- [AIM]
Return the material word for word. Do not include the pictures.

- [EXERCISE MATERIAL]
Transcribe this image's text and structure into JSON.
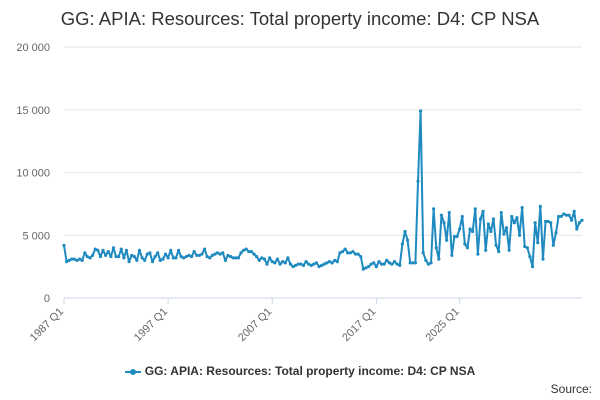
{
  "chart_data": {
    "type": "line",
    "title": "GG: APIA: Resources: Total property income: D4: CP NSA",
    "xlabel": "",
    "ylabel": "",
    "ylim": [
      0,
      20000
    ],
    "yticks": [
      0,
      5000,
      10000,
      15000,
      20000
    ],
    "yticklabels": [
      "0",
      "5 000",
      "10 000",
      "15 000",
      "20 000"
    ],
    "xticks": [
      "1987 Q1",
      "1997 Q1",
      "2007 Q1",
      "2017 Q1",
      "2025 Q1"
    ],
    "grid": true,
    "legend": "bottom",
    "source": "Source:",
    "color": "#1f8ac0",
    "start": "1987 Q1",
    "frequency": "quarterly",
    "series": [
      {
        "name": "GG: APIA: Resources: Total property income: D4: CP NSA",
        "values": [
          4200,
          2900,
          3000,
          3100,
          3100,
          3000,
          3100,
          3000,
          3600,
          3300,
          3200,
          3400,
          3900,
          3800,
          3300,
          3800,
          3400,
          3700,
          3300,
          4000,
          3300,
          3300,
          3900,
          3200,
          3800,
          2900,
          3400,
          3300,
          3000,
          3800,
          3200,
          3000,
          3500,
          3600,
          2900,
          3300,
          3600,
          3000,
          3100,
          3500,
          3200,
          3800,
          3200,
          3200,
          3800,
          3300,
          3200,
          3300,
          3400,
          3300,
          3700,
          3400,
          3400,
          3500,
          3900,
          3300,
          3200,
          3400,
          3500,
          3600,
          3500,
          3600,
          3000,
          3400,
          3300,
          3200,
          3200,
          3200,
          3600,
          3800,
          3900,
          3700,
          3700,
          3500,
          3300,
          3000,
          3200,
          3100,
          2700,
          3200,
          2900,
          2800,
          3100,
          2700,
          2900,
          2800,
          3200,
          2700,
          2500,
          2600,
          2700,
          2700,
          2600,
          2900,
          2700,
          2600,
          2700,
          2800,
          2500,
          2600,
          2700,
          2800,
          2900,
          2800,
          3000,
          2900,
          3600,
          3700,
          3900,
          3600,
          3600,
          3700,
          3500,
          3500,
          3300,
          2300,
          2400,
          2500,
          2700,
          2800,
          2500,
          2900,
          2700,
          2700,
          3000,
          2800,
          2700,
          2900,
          2700,
          2600,
          4300,
          5300,
          4600,
          2800,
          2800,
          2800,
          9300,
          14900,
          3600,
          3000,
          2700,
          2800,
          7100,
          4000,
          3100,
          6600,
          6000,
          4600,
          6800,
          3400,
          4900,
          4900,
          5500,
          6500,
          4300,
          4000,
          5500,
          5300,
          7100,
          3500,
          6300,
          6900,
          3800,
          5900,
          5300,
          6300,
          4200,
          3700,
          6800,
          5100,
          5600,
          3800,
          6500,
          6000,
          6400,
          5000,
          7200,
          4100,
          4000,
          3300,
          2500,
          6000,
          4400,
          7300,
          3100,
          6100,
          6100,
          6000,
          4200,
          5200,
          6500,
          6500,
          6700,
          6600,
          6600,
          6200,
          6900,
          5500,
          6000,
          6200
        ]
      }
    ]
  }
}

- [ANSWER]
Transcribe this image's text and structure into JSON.
{
  "chart_data": {
    "type": "line",
    "title": "GG: APIA: Resources: Total property income: D4: CP NSA",
    "xlabel": "",
    "ylabel": "",
    "ylim": [
      0,
      20000
    ],
    "yticks": [
      0,
      5000,
      10000,
      15000,
      20000
    ],
    "yticklabels": [
      "0",
      "5 000",
      "10 000",
      "15 000",
      "20 000"
    ],
    "xticks": [
      "1987 Q1",
      "1997 Q1",
      "2007 Q1",
      "2017 Q1",
      "2025 Q1"
    ],
    "grid": true,
    "legend": "bottom",
    "source": "Source:",
    "color": "#1f8ac0",
    "start": "1987 Q1",
    "frequency": "quarterly",
    "series": [
      {
        "name": "GG: APIA: Resources: Total property income: D4: CP NSA",
        "values": [
          4200,
          2900,
          3000,
          3100,
          3100,
          3000,
          3100,
          3000,
          3600,
          3300,
          3200,
          3400,
          3900,
          3800,
          3300,
          3800,
          3400,
          3700,
          3300,
          4000,
          3300,
          3300,
          3900,
          3200,
          3800,
          2900,
          3400,
          3300,
          3000,
          3800,
          3200,
          3000,
          3500,
          3600,
          2900,
          3300,
          3600,
          3000,
          3100,
          3500,
          3200,
          3800,
          3200,
          3200,
          3800,
          3300,
          3200,
          3300,
          3400,
          3300,
          3700,
          3400,
          3400,
          3500,
          3900,
          3300,
          3200,
          3400,
          3500,
          3600,
          3500,
          3600,
          3000,
          3400,
          3300,
          3200,
          3200,
          3200,
          3600,
          3800,
          3900,
          3700,
          3700,
          3500,
          3300,
          3000,
          3200,
          3100,
          2700,
          3200,
          2900,
          2800,
          3100,
          2700,
          2900,
          2800,
          3200,
          2700,
          2500,
          2600,
          2700,
          2700,
          2600,
          2900,
          2700,
          2600,
          2700,
          2800,
          2500,
          2600,
          2700,
          2800,
          2900,
          2800,
          3000,
          2900,
          3600,
          3700,
          3900,
          3600,
          3600,
          3700,
          3500,
          3500,
          3300,
          2300,
          2400,
          2500,
          2700,
          2800,
          2500,
          2900,
          2700,
          2700,
          3000,
          2800,
          2700,
          2900,
          2700,
          2600,
          4300,
          5300,
          4600,
          2800,
          2800,
          2800,
          9300,
          14900,
          3600,
          3000,
          2700,
          2800,
          7100,
          4000,
          3100,
          6600,
          6000,
          4600,
          6800,
          3400,
          4900,
          4900,
          5500,
          6500,
          4300,
          4000,
          5500,
          5300,
          7100,
          3500,
          6300,
          6900,
          3800,
          5900,
          5300,
          6300,
          4200,
          3700,
          6800,
          5100,
          5600,
          3800,
          6500,
          6000,
          6400,
          5000,
          7200,
          4100,
          4000,
          3300,
          2500,
          6000,
          4400,
          7300,
          3100,
          6100,
          6100,
          6000,
          4200,
          5200,
          6500,
          6500,
          6700,
          6600,
          6600,
          6200,
          6900,
          5500,
          6000,
          6200
        ]
      }
    ]
  }
}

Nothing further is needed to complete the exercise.